Copy every item below word for word, and leave the pictures out of your answer.

^^^^^^^^

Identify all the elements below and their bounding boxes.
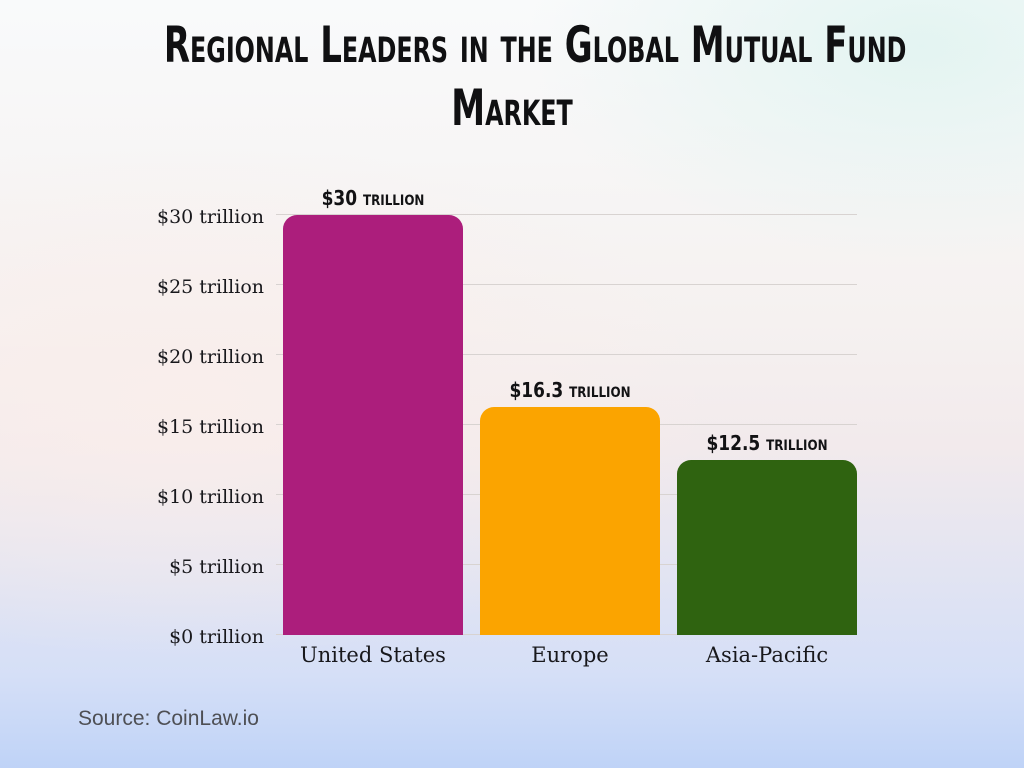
y-tick-label: $5 trillion [169, 556, 264, 578]
bar-value-label-united-states: $30 trillion [321, 186, 425, 210]
gridline [276, 284, 857, 285]
y-tick-label: $15 trillion [156, 416, 264, 438]
plot-area: $30 trillion United States $16.3 trillion E… [276, 186, 857, 667]
chart-title: Regional Leaders in the Global Mutual Fu… [0, 14, 1024, 140]
bar-value-label-asia-pacific: $12.5 trillion [706, 431, 828, 455]
bar-asia-pacific [677, 460, 857, 635]
y-tick-label: $25 trillion [156, 276, 264, 298]
chart-title-line-2: Market [451, 79, 573, 137]
y-tick-label: $20 trillion [156, 346, 264, 368]
y-tick-label: $30 trillion [156, 206, 264, 228]
source-credit: Source: CoinLaw.io [78, 707, 259, 730]
bar-united-states [283, 215, 463, 635]
x-axis-label-asia-pacific: Asia-Pacific [705, 643, 829, 667]
chart-title-line-1: Regional Leaders in the Global Mutual Fu… [163, 16, 907, 74]
bar-europe [480, 406, 660, 635]
gridline [276, 214, 857, 215]
bar-value-label-europe: $16.3 trillion [509, 377, 631, 402]
x-axis-label-united-states: United States [300, 643, 446, 667]
y-tick-label: $0 trillion [169, 626, 264, 648]
gridline [276, 354, 857, 355]
y-axis: $0 trillion $5 trillion $10 trillion $15 tr… [0, 206, 264, 648]
y-tick-label: $10 trillion [156, 486, 264, 508]
x-axis-label-europe: Europe [531, 643, 609, 667]
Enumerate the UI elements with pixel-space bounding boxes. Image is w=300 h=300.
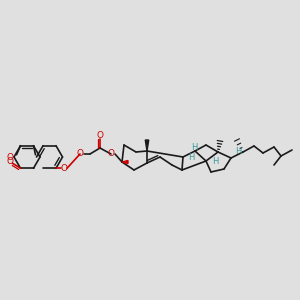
Text: H: H — [188, 154, 194, 163]
Polygon shape — [122, 160, 128, 164]
Text: O: O — [107, 149, 115, 158]
Polygon shape — [145, 140, 149, 151]
Text: O: O — [76, 149, 83, 158]
Text: O: O — [61, 164, 68, 173]
Text: O: O — [97, 131, 104, 140]
Text: H: H — [191, 143, 197, 152]
Text: O: O — [7, 152, 14, 161]
Text: H: H — [235, 148, 241, 157]
Text: H: H — [212, 157, 218, 166]
Text: O: O — [6, 157, 13, 166]
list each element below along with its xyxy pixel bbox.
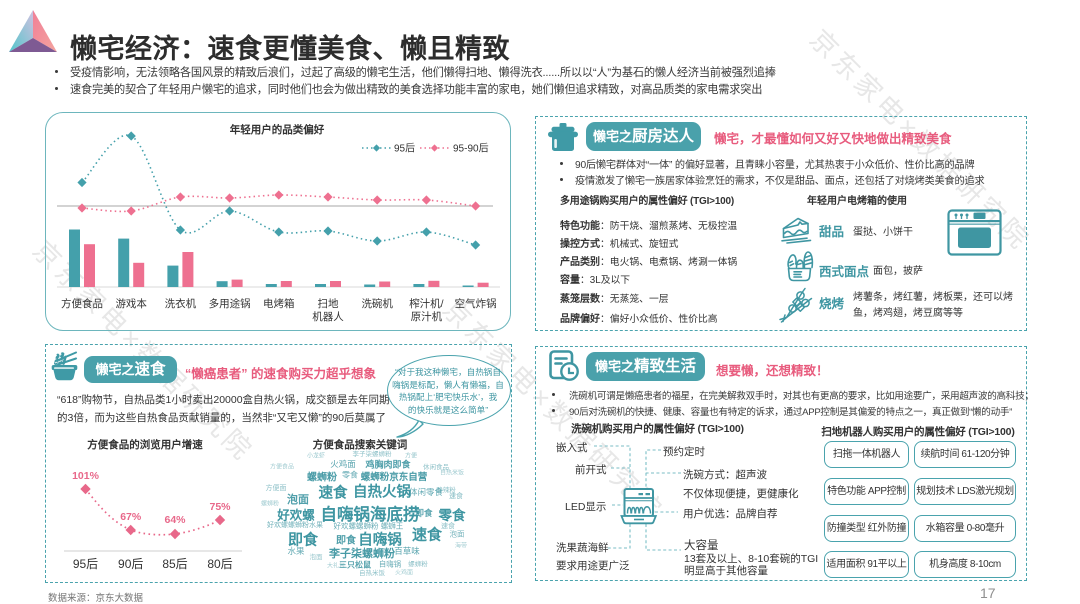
svg-text:空气炸锅: 空气炸锅 bbox=[455, 297, 497, 310]
svg-text:75%: 75% bbox=[209, 501, 231, 513]
svg-text:电烤箱: 电烤箱 bbox=[263, 297, 295, 310]
svg-text:101%: 101% bbox=[72, 470, 100, 482]
svg-text:85后: 85后 bbox=[162, 557, 187, 571]
svg-text:90后: 90后 bbox=[118, 557, 143, 571]
svg-text:机器人: 机器人 bbox=[312, 310, 344, 323]
svg-text:80后: 80后 bbox=[207, 557, 232, 571]
svg-text:洗碗机: 洗碗机 bbox=[361, 297, 393, 310]
svg-text:95-90后: 95-90后 bbox=[453, 143, 489, 155]
svg-text:洗衣机: 洗衣机 bbox=[165, 297, 197, 310]
svg-text:95后: 95后 bbox=[394, 143, 415, 155]
svg-text:67%: 67% bbox=[120, 511, 142, 523]
svg-text:95后: 95后 bbox=[73, 557, 98, 571]
svg-text:多用途锅: 多用途锅 bbox=[209, 297, 251, 310]
svg-text:扫地: 扫地 bbox=[318, 297, 339, 310]
svg-text:游戏本: 游戏本 bbox=[115, 297, 147, 310]
svg-text:方便食品: 方便食品 bbox=[61, 297, 103, 310]
svg-text:榨汁机/: 榨汁机/ bbox=[409, 297, 443, 310]
svg-text:原汁机: 原汁机 bbox=[411, 310, 443, 323]
svg-text:64%: 64% bbox=[164, 514, 186, 526]
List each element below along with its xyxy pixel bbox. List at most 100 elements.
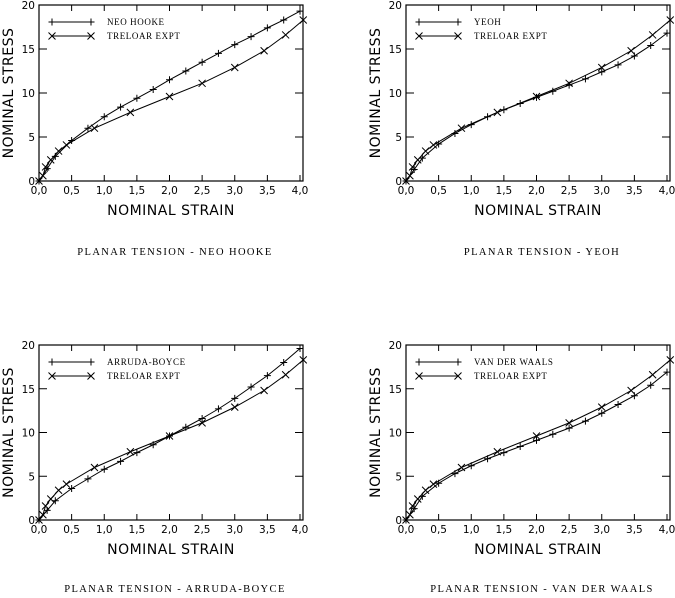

^^^^^^^^

Reply ->
Identify all the elements below and their bounding boxes.
y-tick-label: $5 trillion [169, 556, 264, 578]
bar-value-label-united-states: $30 trillion [321, 186, 425, 210]
gridline [276, 284, 857, 285]
y-tick-label: $15 trillion [156, 416, 264, 438]
plot-area: $30 trillion United States $16.3 trillion E… [276, 186, 857, 667]
chart-title: Regional Leaders in the Global Mutual Fu… [0, 14, 1024, 140]
bar-value-label-asia-pacific: $12.5 trillion [706, 431, 828, 455]
bar-asia-pacific [677, 460, 857, 635]
y-tick-label: $25 trillion [156, 276, 264, 298]
chart-title-line-2: Market [451, 79, 573, 137]
y-tick-label: $20 trillion [156, 346, 264, 368]
y-tick-label: $30 trillion [156, 206, 264, 228]
source-credit: Source: CoinLaw.io [78, 707, 259, 730]
bar-united-states [283, 215, 463, 635]
x-axis-label-asia-pacific: Asia-Pacific [705, 643, 829, 667]
chart-title-line-1: Regional Leaders in the Global Mutual Fu… [163, 16, 907, 74]
bar-europe [480, 406, 660, 635]
gridline [276, 214, 857, 215]
bar-value-label-europe: $16.3 trillion [509, 377, 631, 402]
x-axis-label-united-states: United States [300, 643, 446, 667]
y-tick-label: $0 trillion [169, 626, 264, 648]
gridline [276, 354, 857, 355]
y-axis: $0 trillion $5 trillion $10 trillion $15 tr… [0, 206, 264, 648]
y-tick-label: $10 trillion [156, 486, 264, 508]
x-axis-label-europe: Europe [531, 643, 609, 667]
Enumerate the UI elements with pixel-space bounding boxes. Image is w=300 h=300.
Text: H: H — [188, 154, 194, 163]
Polygon shape — [122, 160, 128, 164]
Text: O: O — [107, 149, 115, 158]
Polygon shape — [145, 140, 149, 151]
Text: O: O — [76, 149, 83, 158]
Text: O: O — [61, 164, 68, 173]
Text: O: O — [97, 131, 104, 140]
Text: H: H — [191, 143, 197, 152]
Text: O: O — [7, 152, 14, 161]
Text: H: H — [235, 148, 241, 157]
Text: H: H — [212, 157, 218, 166]
Text: O: O — [6, 157, 13, 166]
list each element below along with its xyxy pixel bbox.
svg-text:空气炸锅: 空气炸锅 bbox=[455, 297, 497, 310]
svg-text:75%: 75% bbox=[209, 501, 231, 513]
svg-text:电烤箱: 电烤箱 bbox=[263, 297, 295, 310]
svg-text:101%: 101% bbox=[72, 470, 100, 482]
svg-text:85后: 85后 bbox=[162, 557, 187, 571]
svg-text:90后: 90后 bbox=[118, 557, 143, 571]
svg-text:机器人: 机器人 bbox=[312, 310, 344, 323]
svg-text:80后: 80后 bbox=[207, 557, 232, 571]
svg-text:洗碗机: 洗碗机 bbox=[361, 297, 393, 310]
svg-text:95-90后: 95-90后 bbox=[453, 143, 489, 155]
svg-text:洗衣机: 洗衣机 bbox=[165, 297, 197, 310]
svg-text:95后: 95后 bbox=[394, 143, 415, 155]
svg-text:67%: 67% bbox=[120, 511, 142, 523]
svg-text:95后: 95后 bbox=[73, 557, 98, 571]
svg-text:多用途锅: 多用途锅 bbox=[209, 297, 251, 310]
svg-text:扫地: 扫地 bbox=[318, 297, 339, 310]
svg-text:游戏本: 游戏本 bbox=[115, 297, 147, 310]
svg-text:方便食品: 方便食品 bbox=[61, 297, 103, 310]
svg-text:榨汁机/: 榨汁机/ bbox=[409, 297, 443, 310]
svg-text:原汁机: 原汁机 bbox=[411, 310, 443, 323]
svg-text:64%: 64% bbox=[164, 514, 186, 526]
List each element below along with its xyxy pixel bbox. List at most 100 elements.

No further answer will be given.